WORK TO COMPLETE: Go through the listing and write out all of it exactly.

[START]

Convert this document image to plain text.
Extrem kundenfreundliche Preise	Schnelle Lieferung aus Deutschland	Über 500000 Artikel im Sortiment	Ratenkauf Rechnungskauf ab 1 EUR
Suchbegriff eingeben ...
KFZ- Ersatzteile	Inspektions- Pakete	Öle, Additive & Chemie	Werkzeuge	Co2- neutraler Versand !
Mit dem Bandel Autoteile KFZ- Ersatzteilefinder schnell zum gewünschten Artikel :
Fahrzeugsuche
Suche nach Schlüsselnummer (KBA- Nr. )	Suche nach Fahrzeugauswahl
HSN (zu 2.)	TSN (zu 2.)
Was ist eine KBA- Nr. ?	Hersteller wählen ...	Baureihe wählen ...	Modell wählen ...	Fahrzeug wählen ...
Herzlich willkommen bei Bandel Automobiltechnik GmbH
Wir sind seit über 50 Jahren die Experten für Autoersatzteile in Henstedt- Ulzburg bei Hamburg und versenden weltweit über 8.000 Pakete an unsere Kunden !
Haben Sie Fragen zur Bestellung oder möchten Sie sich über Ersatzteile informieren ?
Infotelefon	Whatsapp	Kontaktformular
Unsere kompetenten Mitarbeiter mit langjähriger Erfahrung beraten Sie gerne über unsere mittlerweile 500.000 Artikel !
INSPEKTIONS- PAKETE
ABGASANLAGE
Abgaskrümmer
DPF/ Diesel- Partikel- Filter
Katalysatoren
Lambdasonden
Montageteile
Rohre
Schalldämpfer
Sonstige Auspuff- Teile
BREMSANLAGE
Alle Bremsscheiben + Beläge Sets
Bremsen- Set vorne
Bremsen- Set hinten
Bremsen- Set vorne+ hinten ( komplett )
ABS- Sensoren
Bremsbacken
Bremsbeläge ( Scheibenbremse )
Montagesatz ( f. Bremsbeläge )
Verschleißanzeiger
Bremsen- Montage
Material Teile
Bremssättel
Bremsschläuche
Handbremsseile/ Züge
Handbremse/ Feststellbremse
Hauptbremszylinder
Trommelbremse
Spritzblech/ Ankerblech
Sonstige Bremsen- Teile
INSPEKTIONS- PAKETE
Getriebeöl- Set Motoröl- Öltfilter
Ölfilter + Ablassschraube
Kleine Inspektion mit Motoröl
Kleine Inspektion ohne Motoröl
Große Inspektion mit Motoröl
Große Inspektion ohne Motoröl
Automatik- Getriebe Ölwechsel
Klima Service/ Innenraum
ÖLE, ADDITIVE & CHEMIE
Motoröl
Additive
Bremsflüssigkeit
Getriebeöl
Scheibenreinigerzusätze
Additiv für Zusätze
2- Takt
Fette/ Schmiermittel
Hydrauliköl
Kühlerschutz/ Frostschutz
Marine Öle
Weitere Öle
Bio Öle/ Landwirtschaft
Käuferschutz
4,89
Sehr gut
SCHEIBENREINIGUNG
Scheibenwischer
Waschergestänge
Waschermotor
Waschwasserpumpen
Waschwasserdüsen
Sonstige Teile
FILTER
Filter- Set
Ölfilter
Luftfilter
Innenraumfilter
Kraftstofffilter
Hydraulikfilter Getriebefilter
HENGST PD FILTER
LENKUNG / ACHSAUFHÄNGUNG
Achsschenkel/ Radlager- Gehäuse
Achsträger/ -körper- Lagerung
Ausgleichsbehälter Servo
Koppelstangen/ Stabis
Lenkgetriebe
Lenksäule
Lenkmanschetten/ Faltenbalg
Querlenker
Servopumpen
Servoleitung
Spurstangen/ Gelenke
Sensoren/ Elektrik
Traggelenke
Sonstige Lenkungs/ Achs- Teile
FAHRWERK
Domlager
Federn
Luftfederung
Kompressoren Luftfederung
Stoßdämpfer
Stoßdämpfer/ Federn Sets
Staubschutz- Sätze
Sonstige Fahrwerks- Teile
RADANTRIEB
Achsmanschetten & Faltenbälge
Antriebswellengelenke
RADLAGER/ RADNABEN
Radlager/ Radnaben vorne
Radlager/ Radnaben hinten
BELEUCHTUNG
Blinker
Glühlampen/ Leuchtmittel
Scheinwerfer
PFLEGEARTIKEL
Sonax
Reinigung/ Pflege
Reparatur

[END]

EXPECTED OUTPUT:
Convert this document image to plain text.
Extrem kundenfreundliche Preise	Schnelle Lieferung aus Deutschland	Über 500000 Artikel im Sortiment	Ratenkauf Rechnungskauf ab 1 EUR
Suchbegriff eingeben ...
KFZ- Ersatzteile	Inspektions- Pakete	Öle, Additive & Chemie	Werkzeuge	Co2- neutraler Versand !
Mit dem Bandel Autoteile KFZ- Ersatzteilefinder schnell zum gewünschten Artikel :
Fahrzeugsuche
Suche nach Schlüsselnummer (KBA- Nr. )	Suche nach Fahrzeugauswahl
HSN (zu 2.)	TSN (zu 2.)
Was ist eine KBA- Nr. ?	Hersteller wählen ...	Baureihe wählen ...	Modell wählen ...	Fahrzeug wählen ...
Herzlich willkommen bei Bandel Automobiltechnik GmbH
Wir sind seit über 50 Jahren die Experten für Autoersatzteile in Henstedt- Ulzburg bei Hamburg und versenden weltweit über 8.000 Pakete an unsere Kunden !
Haben Sie Fragen zur Bestellung oder möchten Sie sich über Ersatzteile informieren ?
Infotelefon	Whatsapp	Kontaktformular
Unsere kompetenten Mitarbeiter mit langjähriger Erfahrung beraten Sie gerne über unsere mittlerweile 500.000 Artikel !
INSPEKTIONS- PAKETE
ABGASANLAGE
Abgaskrümmer
DPF/ Diesel- Partikel- Filter
Katalysatoren
Lambdasonden
Montageteile
Rohre
Schalldämpfer
Sonstige Auspuff- Teile
BREMSANLAGE
Alle Bremsscheiben + Beläge Sets
Bremsen- Set vorne
Bremsen- Set hinten
Bremsen- Set vorne+ hinten ( komplett )
ABS- Sensoren
Bremsbacken
Bremsbeläge ( Scheibenbremse )
Montagesatz ( f. Bremsbeläge )
Verschleißanzeiger
Bremsen- Montage
Material Teile
Bremssättel
Bremsschläuche
Handbremsseile/ Züge
Handbremse/ Feststellbremse
Hauptbremszylinder
Trommelbremse
Spritzblech/ Ankerblech
Sonstige Bremsen- Teile
INSPEKTIONS- PAKETE
Getriebeöl- Set Motoröl- Öltfilter
Ölfilter + Ablassschraube
Kleine Inspektion mit Motoröl
Kleine Inspektion ohne Motoröl
Große Inspektion mit Motoröl
Große Inspektion ohne Motoröl
Automatik- Getriebe Ölwechsel
Klima Service/ Innenraum
ÖLE, ADDITIVE & CHEMIE
Motoröl
Additive
Bremsflüssigkeit
Getriebeöl
Scheibenreinigerzusätze
Additiv für Zusätze
2- Takt
Fette/ Schmiermittel
Hydrauliköl
Kühlerschutz/ Frostschutz
Marine Öle
Weitere Öle
Bio Öle/ Landwirtschaft
Käuferschutz
4,89
Sehr gut
SCHEIBENREINIGUNG
Scheibenwischer
Waschergestänge
Waschermotor
Waschwasserpumpen
Waschwasserdüsen
Sonstige Teile
FILTER
Filter- Set
Ölfilter
Luftfilter
Innenraumfilter
Kraftstofffilter
Hydraulikfilter Getriebefilter
HENGST PD FILTER
LENKUNG / ACHSAUFHÄNGUNG
Achsschenkel/ Radlager- Gehäuse
Achsträger/ -körper- Lagerung
Ausgleichsbehälter Servo
Koppelstangen/ Stabis
Lenkgetriebe
Lenksäule
Lenkmanschetten/ Faltenbalg
Querlenker
Servopumpen
Servoleitung
Spurstangen/ Gelenke
Sensoren/ Elektrik
Traggelenke
Sonstige Lenkungs/ Achs- Teile
FAHRWERK
Domlager
Federn
Luftfederung
Kompressoren Luftfederung
Stoßdämpfer
Stoßdämpfer/ Federn Sets
Staubschutz- Sätze
Sonstige Fahrwerks- Teile
RADANTRIEB
Achsmanschetten & Faltenbälge
Antriebswellengelenke
RADLAGER/ RADNABEN
Radlager/ Radnaben vorne
Radlager/ Radnaben hinten
BELEUCHTUNG
Blinker
Glühlampen/ Leuchtmittel
Scheinwerfer
PFLEGEARTIKEL
Sonax
Reinigung/ Pflege
Reparatur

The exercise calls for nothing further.